Task to carry out: Lines containing "this" are to be counted. Report the count alone.

Exercise material:
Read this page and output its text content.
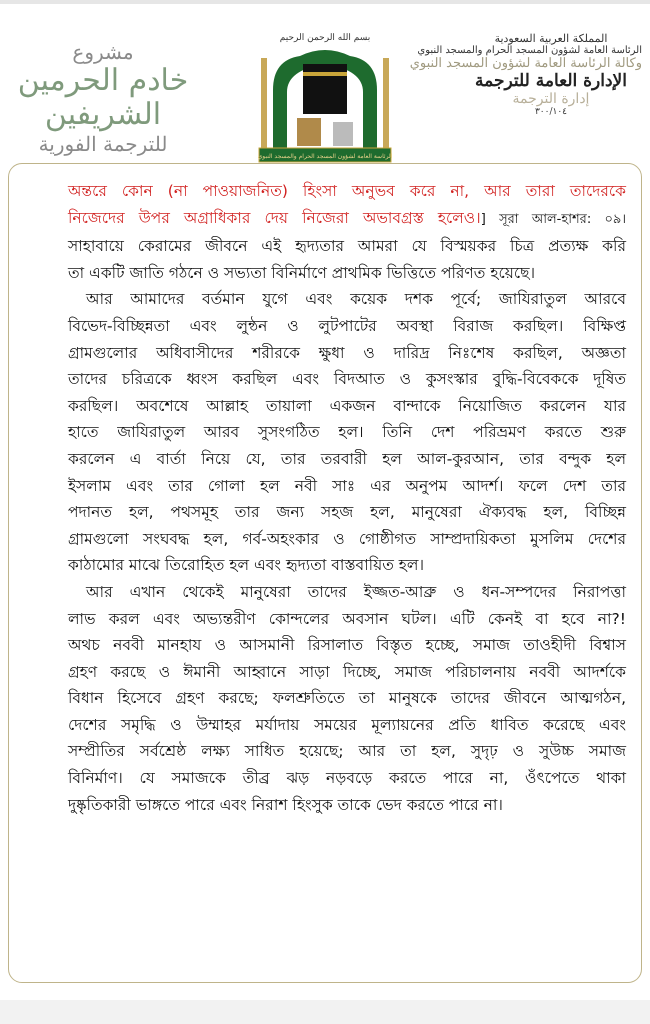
مشروع
خادم الحرمين الشريفين
للترجمة الفورية
بسم الله الرحمن الرحيم
الرئاسة العامة لشؤون المسجد الحرام والمسجد النبوي
المملكة العربية السعودية
الرئاسة العامة لشؤون المسجد الحرام والمسجد النبوي
وكالة الرئاسة العامة لشؤون المسجد النبوي
الإدارة العامة للترجمة
إدارة الترجمة
٣٠٠/١٠٤
অন্তরে কোন (না পাওয়াজনিত) হিংসা অনুভব করে না, আর তারা তাদেরকে
নিজেদের উপর অগ্রাধিকার দেয় নিজেরা অভাবগ্রস্ত হলেও।] সূরা আল-হাশর: ০৯।
সাহাবায়ে কেরামের জীবনে এই হৃদ্যতার আমরা যে বিস্ময়কর চিত্র প্রত্যক্ষ করি
তা একটি জাতি গঠনে ও সভ্যতা বিনির্মাণে প্রাথমিক ভিত্তিতে পরিণত হয়েছে।
আর আমাদের বর্তমান যুগে এবং কয়েক দশক পূর্বে; জাযিরাতুল আরবে
বিভেদ-বিচ্ছিন্নতা এবং লুন্ঠন ও লুটপাটের অবস্থা বিরাজ করছিল। বিক্ষিপ্ত
গ্রামগুলোর অধিবাসীদের শরীরকে ক্ষুধা ও দারিদ্র নিঃশেষ করছিল, অজ্ঞতা
তাদের চরিত্রকে ধ্বংস করছিল এবং বিদআত ও কুসংস্কার বুদ্ধি-বিবেককে দূষিত
করছিল। অবশেষে আল্লাহ তায়ালা একজন বান্দাকে নিয়োজিত করলেন যার
হাতে জাযিরাতুল আরব সুসংগঠিত হল। তিনি দেশ পরিভ্রমণ করতে শুরু
করলেন এ বার্তা নিয়ে যে, তার তরবারী হল আল-কুরআন, তার বন্দুক হল
ইসলাম এবং তার গোলা হল নবী সাঃ এর অনুপম আদর্শ। ফলে দেশ তার
পদানত হল, পথসমূহ তার জন্য সহজ হল, মানুষেরা ঐক্যবদ্ধ হল, বিচ্ছিন্ন
গ্রামগুলো সংঘবদ্ধ হল, গর্ব-অহংকার ও গোষ্ঠীগত সাম্প্রদায়িকতা মুসলিম দেশের
কাঠামোর মাঝে তিরোহিত হল এবং হৃদ্যতা বাস্তবায়িত হল।
আর এখান থেকেই মানুষেরা তাদের ইজ্জত-আব্রু ও ধন-সম্পদের নিরাপত্তা
লাভ করল এবং অভ্যন্তরীণ কোন্দলের অবসান ঘটল। এটি কেনই বা হবে না?!
অথচ নববী মানহায ও আসমানী রিসালাত বিস্তৃত হচ্ছে, সমাজ তাওহীদী বিশ্বাস
গ্রহণ করছে ও ঈমানী আহ্বানে সাড়া দিচ্ছে, সমাজ পরিচালনায় নববী আদর্শকে
বিধান হিসেবে গ্রহণ করছে; ফলশ্রুতিতে তা মানুষকে তাদের জীবনে আত্মগঠন,
দেশের সমৃদ্ধি ও উম্মাহর মর্যাদায় সময়ের মূল্যায়নের প্রতি ধাবিত করেছে এবং
সম্প্রীতির সর্বশ্রেষ্ঠ লক্ষ্য সাধিত হয়েছে; আর তা হল, সুদৃঢ় ও সুউচ্চ সমাজ
বিনির্মাণ। যে সমাজকে তীব্র ঝড় নড়বড়ে করতে পারে না, ওঁৎপেতে থাকা
দুষ্কৃতিকারী ভাঙ্গতে পারে এবং নিরাশ হিংসুক তাকে ভেদ করতে পারে না।
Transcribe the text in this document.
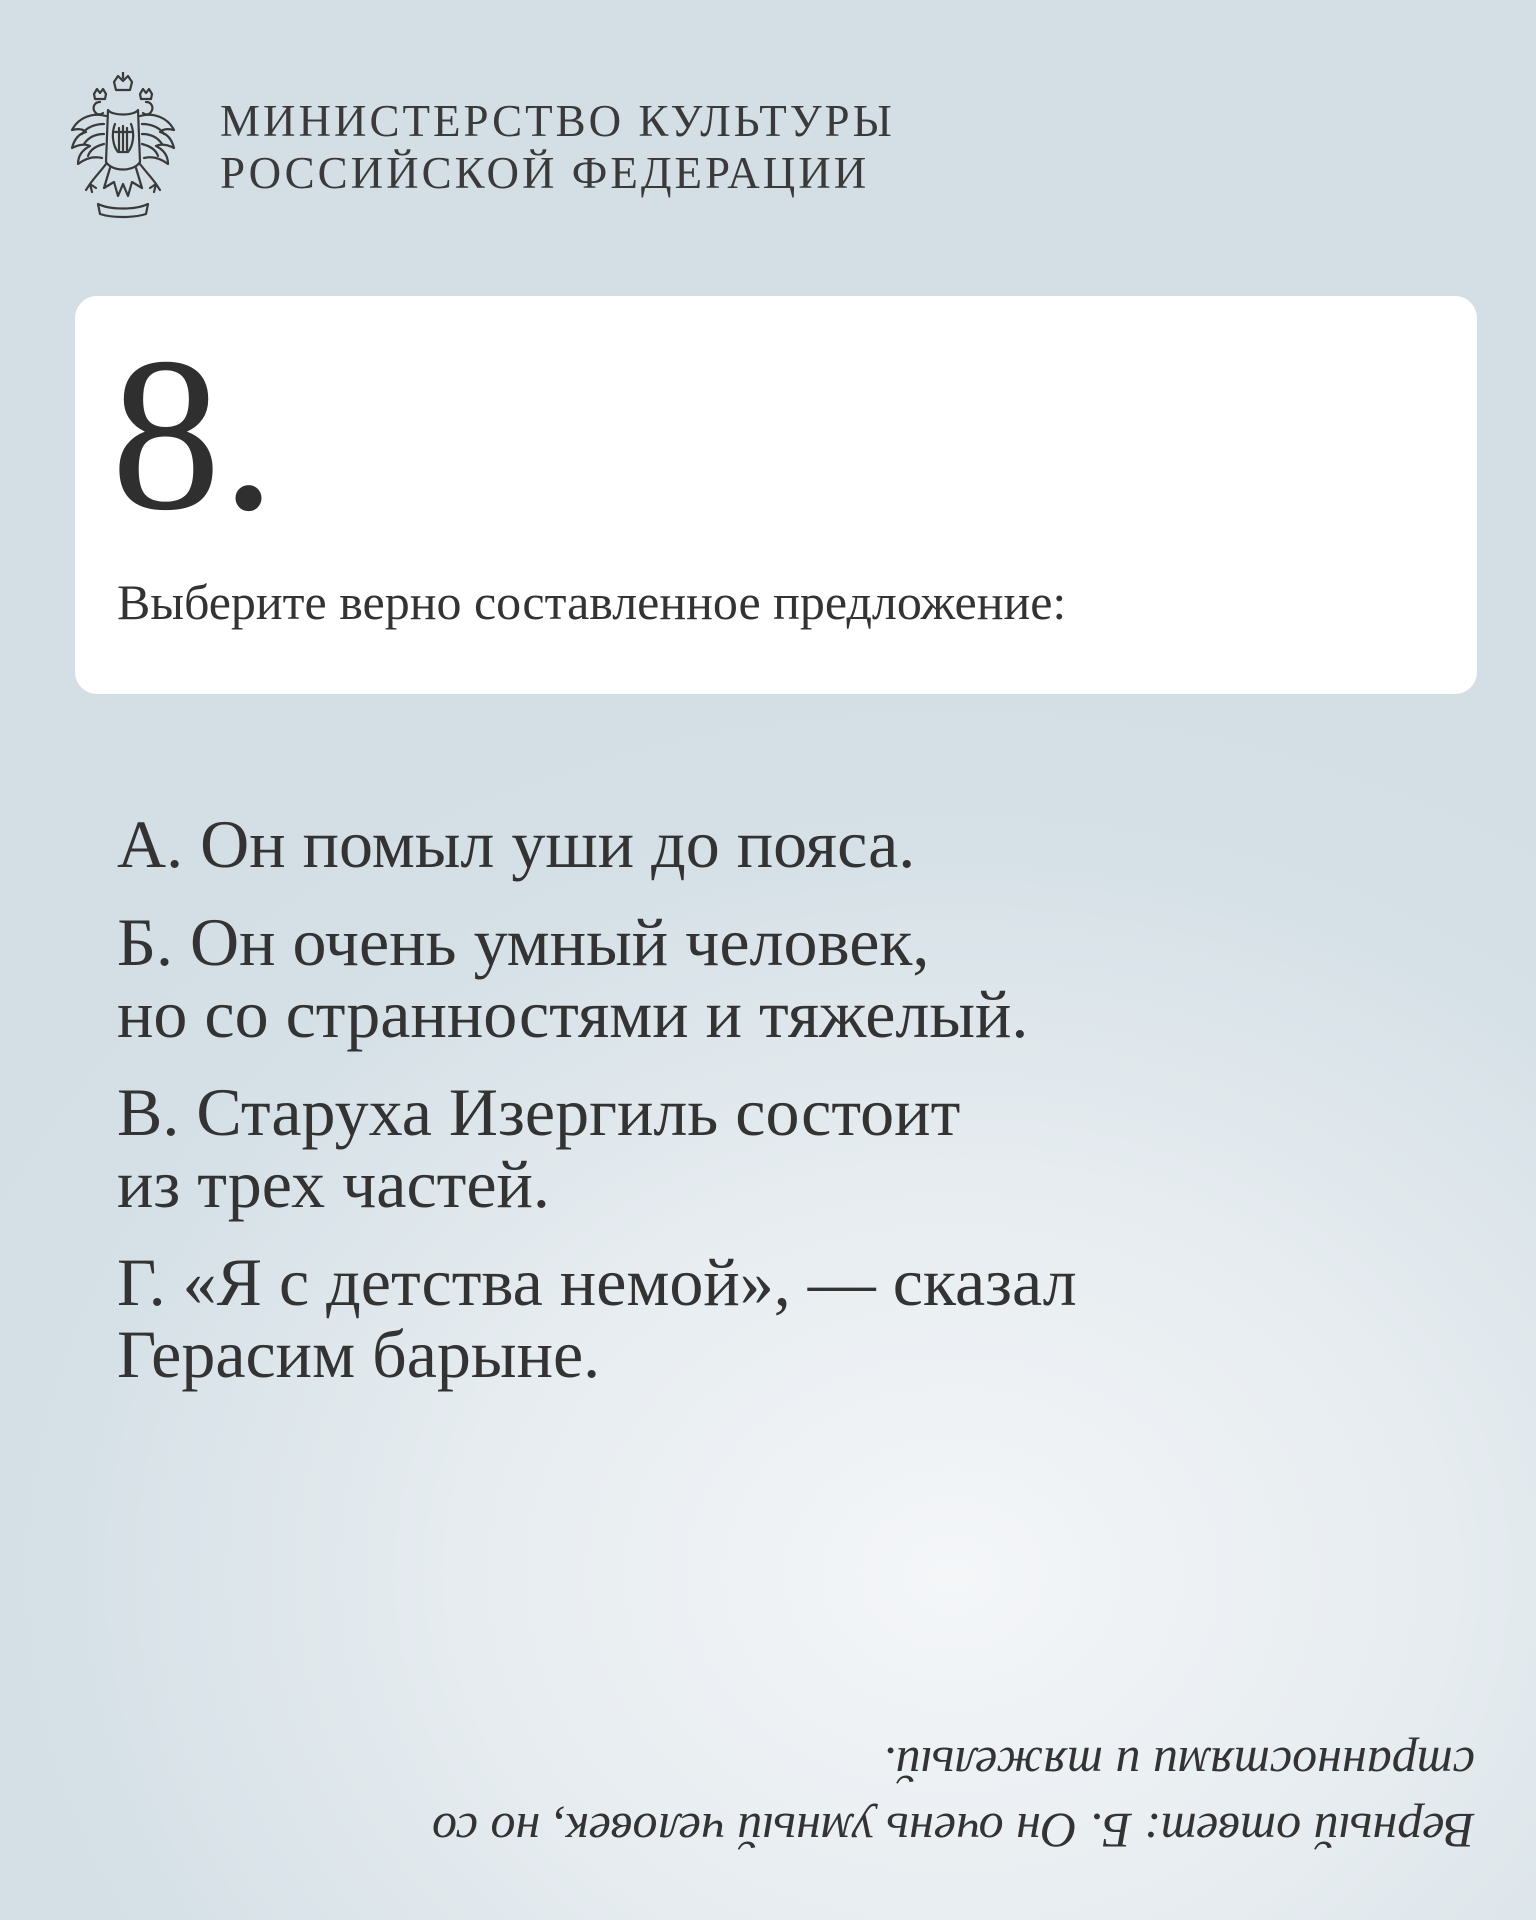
МИНИСТЕРСТВО КУЛЬТУРЫ
РОССИЙСКОЙ ФЕДЕРАЦИИ
8.
Выберите верно составленное предложение:
А. Он помыл уши до пояса.
Б. Он очень умный человек,
но со странностями и тяжелый.
В. Старуха Изергиль состоит
из трех частей.
Г. «Я с детства немой», — сказал
Герасим барыне.
Верный ответ: Б. Он очень умный человек, но со
странностями и тяжелый.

Correct result: 2